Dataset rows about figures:
● ● ● ● ●

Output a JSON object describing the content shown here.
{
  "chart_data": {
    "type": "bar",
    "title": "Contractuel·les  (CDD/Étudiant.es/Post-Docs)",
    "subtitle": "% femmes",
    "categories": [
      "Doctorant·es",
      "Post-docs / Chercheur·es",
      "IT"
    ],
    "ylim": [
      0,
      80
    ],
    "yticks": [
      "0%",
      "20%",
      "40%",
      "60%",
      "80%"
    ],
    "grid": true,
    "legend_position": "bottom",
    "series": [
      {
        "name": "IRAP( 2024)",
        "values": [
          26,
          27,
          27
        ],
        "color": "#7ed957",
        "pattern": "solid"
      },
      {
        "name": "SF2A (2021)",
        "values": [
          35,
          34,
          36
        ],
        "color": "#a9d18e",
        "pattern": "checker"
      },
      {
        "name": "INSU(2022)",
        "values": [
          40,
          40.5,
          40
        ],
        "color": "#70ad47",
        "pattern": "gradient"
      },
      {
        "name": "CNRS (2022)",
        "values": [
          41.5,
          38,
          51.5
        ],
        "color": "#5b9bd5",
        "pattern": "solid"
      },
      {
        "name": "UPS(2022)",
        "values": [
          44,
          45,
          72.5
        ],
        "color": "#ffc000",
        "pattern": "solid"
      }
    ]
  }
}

● ● ● ● ●

### Set problem:
Give all the records again. Match them exactly.

### Written response:
Output a JSON object describing the content shown here.
{
  "chart_data": {
    "type": "bar",
    "title": "Contractuel·les  (CDD/Étudiant.es/Post-Docs)",
    "subtitle": "% femmes",
    "categories": [
      "Doctorant·es",
      "Post-docs / Chercheur·es",
      "IT"
    ],
    "ylim": [
      0,
      80
    ],
    "yticks": [
      "0%",
      "20%",
      "40%",
      "60%",
      "80%"
    ],
    "grid": true,
    "legend_position": "bottom",
    "series": [
      {
        "name": "IRAP( 2024)",
        "values": [
          26,
          27,
          27
        ],
        "color": "#7ed957",
        "pattern": "solid"
      },
      {
        "name": "SF2A (2021)",
        "values": [
          35,
          34,
          36
        ],
        "color": "#a9d18e",
        "pattern": "checker"
      },
      {
        "name": "INSU(2022)",
        "values": [
          40,
          40.5,
          40
        ],
        "color": "#70ad47",
        "pattern": "gradient"
      },
      {
        "name": "CNRS (2022)",
        "values": [
          41.5,
          38,
          51.5
        ],
        "color": "#5b9bd5",
        "pattern": "solid"
      },
      {
        "name": "UPS(2022)",
        "values": [
          44,
          45,
          72.5
        ],
        "color": "#ffc000",
        "pattern": "solid"
      }
    ]
  }
}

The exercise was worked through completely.